Given entries -
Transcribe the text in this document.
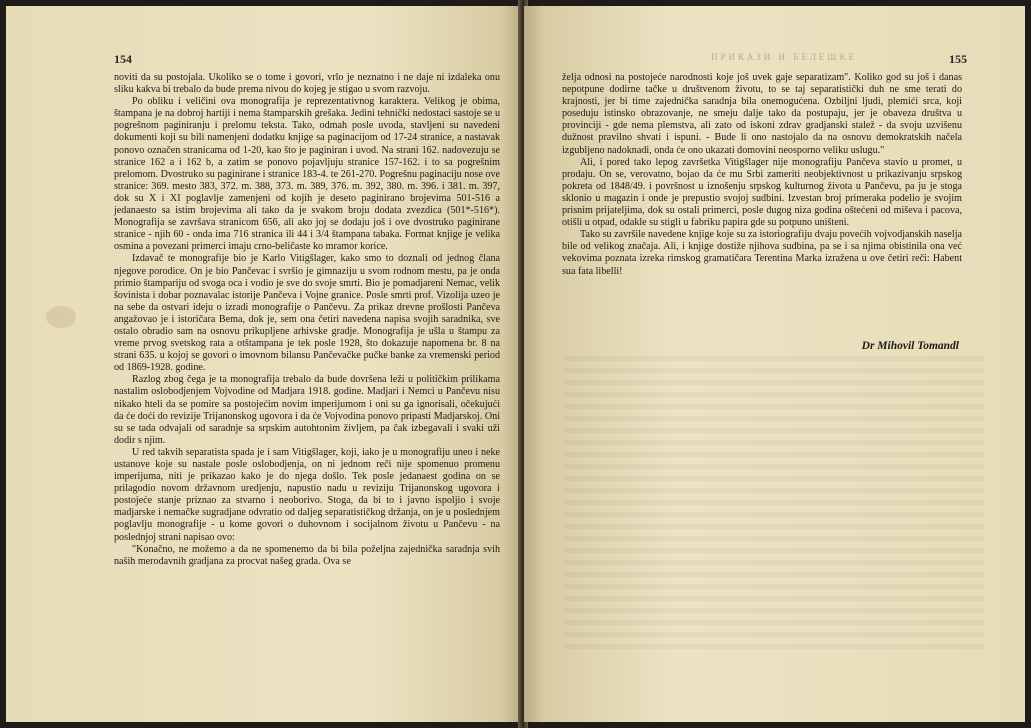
154

noviti da su postojala. Ukoliko se o tome i govori, vrlo je neznatno i ne daje ni izdaleka onu sliku kakva bi trebalo da bude prema nivou do kojeg je stigao u svom razvoju.

Po obliku i veličini ova monografija je reprezentativnog karaktera. Velikog je obima, štampana je na dobroj hartiji i nema štamparskih grešaka. Jedini tehnički nedostaci sastoje se u pogrešnom paginiranju i prelomu teksta. Tako, odmah posle uvoda, stavljeni su navedeni dokumenti koji su bili namenjeni dodatku knjige sa paginacijom od 17-24 stranice, a nastavak ponovo označen stranicama od 1-20, kao što je paginiran i uvod. Na strani 162. nadovezuju se stranice 162 a i 162 b, a zatim se ponovo pojavljuju stranice 157-162. i to sa pogrešnim prelomom. Dvostruko su paginirane i stranice 183-4. te 261-270. Pogrešnu paginaciju nose ove stranice: 369. mesto 383, 372. m. 388, 373. m. 389, 376. m. 392, 380. m. 396. i 381. m. 397, dok su X i XI poglavlje zamenjeni od kojih je deseto paginirano brojevima 501-516 a jedanaesto sa istim brojevima ali tako da je svakom broju dodata zvezdica (501*-516*). Monografija se završava stranicom 656, ali ako joj se dodaju još i ove dvostruko paginirane stranice - njih 60 - onda ima 716 stranica ili 44 i 3/4 štampana tabaka. Format knjige je velika osmina a povezani primerci imaju crno-beličaste ko mramor korice.

Izdavač te monografije bio je Karlo Vitigšlager, kako smo to doznali od jednog člana njegove porodice. On je bio Pančevac i svršio je gimnaziju u svom rodnom mestu, pa je onda primio štampariju od svoga oca i vodio je sve do svoje smrti. Bio je pomadjareni Nemac, velik šovinista i dobar poznavalac istorije Pančeva i Vojne granice. Posle smrti prof. Vizolija uzeo je na sebe da ostvari ideju o izradi monografije o Pančevu. Za prikaz drevne prošlosti Pančeva angažovao je i istoričara Bema, dok je, sem ona četiri navedena napisa svojih saradnika, sve ostalo obradio sam na osnovu prikupljene arhivske gradje. Monografija je ušla u štampu za vreme prvog svetskog rata a otštampana je tek posle 1928, što dokazuje napomena br. 8 na strani 635. u kojoj se govori o imovnom bilansu Pančevačke pučke banke za vremenski period od 1869-1928. godine.

Razlog zbog čega je ta monografija trebalo da bude dovršena leži u političkim prilikama nastalim oslobodjenjem Vojvodine od Madjara 1918. godine. Madjari i Nemci u Pančevu nisu nikako hteli da se pomire sa postojećim novim imperijumom i oni su ga ignorisali, očekujući da će doći do revizije Trijanonskog ugovora i da će Vojvodina ponovo pripasti Madjarskoj. Oni su se tada odvajali od saradnje sa srpskim autohtonim življem, pa čak izbegavali i svaki uži dodir s njim.

U red takvih separatista spada je i sam Vitigšlager, koji, iako je u monografiju uneo i neke ustanove koje su nastale posle oslobodjenja, on ni jednom reči nije spomenuo promenu imperijuma, niti je prikazao kako je do njega došlo. Tek posle jedanaest godina on se prilagodio novom državnom uredjenju, napustio nadu u reviziju Trijanonskog ugovora i postojeće stanje priznao za stvarno i neoborivo. Stoga, da bi to i javno ispoljio i svoje madjarske i nemačke sugradjane odvratio od daljeg separatističkog držanja, on je u poslednjem poglavlju monografije - u kome govori o duhovnom i socijalnom životu u Pančevu - na poslednjoj strani napisao ovo:

"Konačno, ne možemo a da ne spomenemo da bi bila poželjna zajednička saradnja svih naših merodavnih gradjana za procvat našeg grada. Ova se

ПРИКАЗИ И БЕЛЕШКЕ	155

želja odnosi na postojeće narodnosti koje još uvek gaje separatizam". Koliko god su još i danas nepotpune dodirne tačke u društvenom životu, to se taj separatistički duh ne sme terati do krajnosti, jer bi time zajednička saradnja bila onemogućena. Ozbiljni ljudi, plemići srca, koji poseduju istinsko obrazovanje, ne smeju dalje tako da postupaju, jer je obaveza društva u provinciji - gde nema plemstva, ali zato od iskoni zdrav gradjanski stalež - da svoju uzvišenu dužnost pravilno shvati i ispuni. - Bude li ono nastojalo da na osnovu demokratskih načela izgubljeno nadoknadi, onda će ono ukazati domovini neosporno veliku uslugu."

Ali, i pored tako lepog završetka Vitigšlager nije monografiju Pančeva stavio u promet, u prodaju. On se, verovatno, bojao da će mu Srbi zameriti neobjektivnost u prikazivanju srpskog pokreta od 1848/49. i površnost u iznošenju srpskog kulturnog života u Pančevu, pa ju je stoga sklonio u magazin i onde je prepustio svojoj sudbini. Izvestan broj primeraka podelio je svojim prisnim prijateljima, dok su ostali primerci, posle dugog niza godina oštećeni od miševa i pacova, otišli u otpad, odakle su stigli u fabriku papira gde su potpuno uništeni.

Tako su završile navedene knjige koje su za istoriografiju dvaju povećih vojvodjanskih naselja bile od velikog značaja. Ali, i knjige dostiže njihova sudbina, pa se i sa njima obistinila ona već vekovima poznata izreka rimskog gramatičara Terentina Marka izražena u ove četiri reči: Habent sua fata libelli!

Dr Mihovil Tomandl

Work instructions - Pictures are excluded; output everything else in the data verbatim.

Solution to the problem -
Transcribe the text in this document.
154

noviti da su postojala. Ukoliko se o tome i govori, vrlo je neznatno i ne daje ni izdaleka onu sliku kakva bi trebalo da bude prema nivou do kojeg je stigao u svom razvoju.

Po obliku i veličini ova monografija je reprezentativnog karaktera. Velikog je obima, štampana je na dobroj hartiji i nema štamparskih grešaka. Jedini tehnički nedostaci sastoje se u pogrešnom paginiranju i prelomu teksta. Tako, odmah posle uvoda, stavljeni su navedeni dokumenti koji su bili namenjeni dodatku knjige sa paginacijom od 17-24 stranice, a nastavak ponovo označen stranicama od 1-20, kao što je paginiran i uvod. Na strani 162. nadovezuju se stranice 162 a i 162 b, a zatim se ponovo pojavljuju stranice 157-162. i to sa pogrešnim prelomom. Dvostruko su paginirane i stranice 183-4. te 261-270. Pogrešnu paginaciju nose ove stranice: 369. mesto 383, 372. m. 388, 373. m. 389, 376. m. 392, 380. m. 396. i 381. m. 397, dok su X i XI poglavlje zamenjeni od kojih je deseto paginirano brojevima 501-516 a jedanaesto sa istim brojevima ali tako da je svakom broju dodata zvezdica (501*-516*). Monografija se završava stranicom 656, ali ako joj se dodaju još i ove dvostruko paginirane stranice - njih 60 - onda ima 716 stranica ili 44 i 3/4 štampana tabaka. Format knjige je velika osmina a povezani primerci imaju crno-beličaste ko mramor korice.

Izdavač te monografije bio je Karlo Vitigšlager, kako smo to doznali od jednog člana njegove porodice. On je bio Pančevac i svršio je gimnaziju u svom rodnom mestu, pa je onda primio štampariju od svoga oca i vodio je sve do svoje smrti. Bio je pomadjareni Nemac, velik šovinista i dobar poznavalac istorije Pančeva i Vojne granice. Posle smrti prof. Vizolija uzeo je na sebe da ostvari ideju o izradi monografije o Pančevu. Za prikaz drevne prošlosti Pančeva angažovao je i istoričara Bema, dok je, sem ona četiri navedena napisa svojih saradnika, sve ostalo obradio sam na osnovu prikupljene arhivske gradje. Monografija je ušla u štampu za vreme prvog svetskog rata a otštampana je tek posle 1928, što dokazuje napomena br. 8 na strani 635. u kojoj se govori o imovnom bilansu Pančevačke pučke banke za vremenski period od 1869-1928. godine.

Razlog zbog čega je ta monografija trebalo da bude dovršena leži u političkim prilikama nastalim oslobodjenjem Vojvodine od Madjara 1918. godine. Madjari i Nemci u Pančevu nisu nikako hteli da se pomire sa postojećim novim imperijumom i oni su ga ignorisali, očekujući da će doći do revizije Trijanonskog ugovora i da će Vojvodina ponovo pripasti Madjarskoj. Oni su se tada odvajali od saradnje sa srpskim autohtonim življem, pa čak izbegavali i svaki uži dodir s njim.

U red takvih separatista spada je i sam Vitigšlager, koji, iako je u monografiju uneo i neke ustanove koje su nastale posle oslobodjenja, on ni jednom reči nije spomenuo promenu imperijuma, niti je prikazao kako je do njega došlo. Tek posle jedanaest godina on se prilagodio novom državnom uredjenju, napustio nadu u reviziju Trijanonskog ugovora i postojeće stanje priznao za stvarno i neoborivo. Stoga, da bi to i javno ispoljio i svoje madjarske i nemačke sugradjane odvratio od daljeg separatističkog držanja, on je u poslednjem poglavlju monografije - u kome govori o duhovnom i socijalnom životu u Pančevu - na poslednjoj strani napisao ovo:

"Konačno, ne možemo a da ne spomenemo da bi bila poželjna zajednička saradnja svih naših merodavnih gradjana za procvat našeg grada. Ova se

ПРИКАЗИ И БЕЛЕШКЕ	155

želja odnosi na postojeće narodnosti koje još uvek gaje separatizam". Koliko god su još i danas nepotpune dodirne tačke u društvenom životu, to se taj separatistički duh ne sme terati do krajnosti, jer bi time zajednička saradnja bila onemogućena. Ozbiljni ljudi, plemići srca, koji poseduju istinsko obrazovanje, ne smeju dalje tako da postupaju, jer je obaveza društva u provinciji - gde nema plemstva, ali zato od iskoni zdrav gradjanski stalež - da svoju uzvišenu dužnost pravilno shvati i ispuni. - Bude li ono nastojalo da na osnovu demokratskih načela izgubljeno nadoknadi, onda će ono ukazati domovini neosporno veliku uslugu."

Ali, i pored tako lepog završetka Vitigšlager nije monografiju Pančeva stavio u promet, u prodaju. On se, verovatno, bojao da će mu Srbi zameriti neobjektivnost u prikazivanju srpskog pokreta od 1848/49. i površnost u iznošenju srpskog kulturnog života u Pančevu, pa ju je stoga sklonio u magazin i onde je prepustio svojoj sudbini. Izvestan broj primeraka podelio je svojim prisnim prijateljima, dok su ostali primerci, posle dugog niza godina oštećeni od miševa i pacova, otišli u otpad, odakle su stigli u fabriku papira gde su potpuno uništeni.

Tako su završile navedene knjige koje su za istoriografiju dvaju povećih vojvodjanskih naselja bile od velikog značaja. Ali, i knjige dostiže njihova sudbina, pa se i sa njima obistinila ona već vekovima poznata izreka rimskog gramatičara Terentina Marka izražena u ove četiri reči: Habent sua fata libelli!

Dr Mihovil Tomandl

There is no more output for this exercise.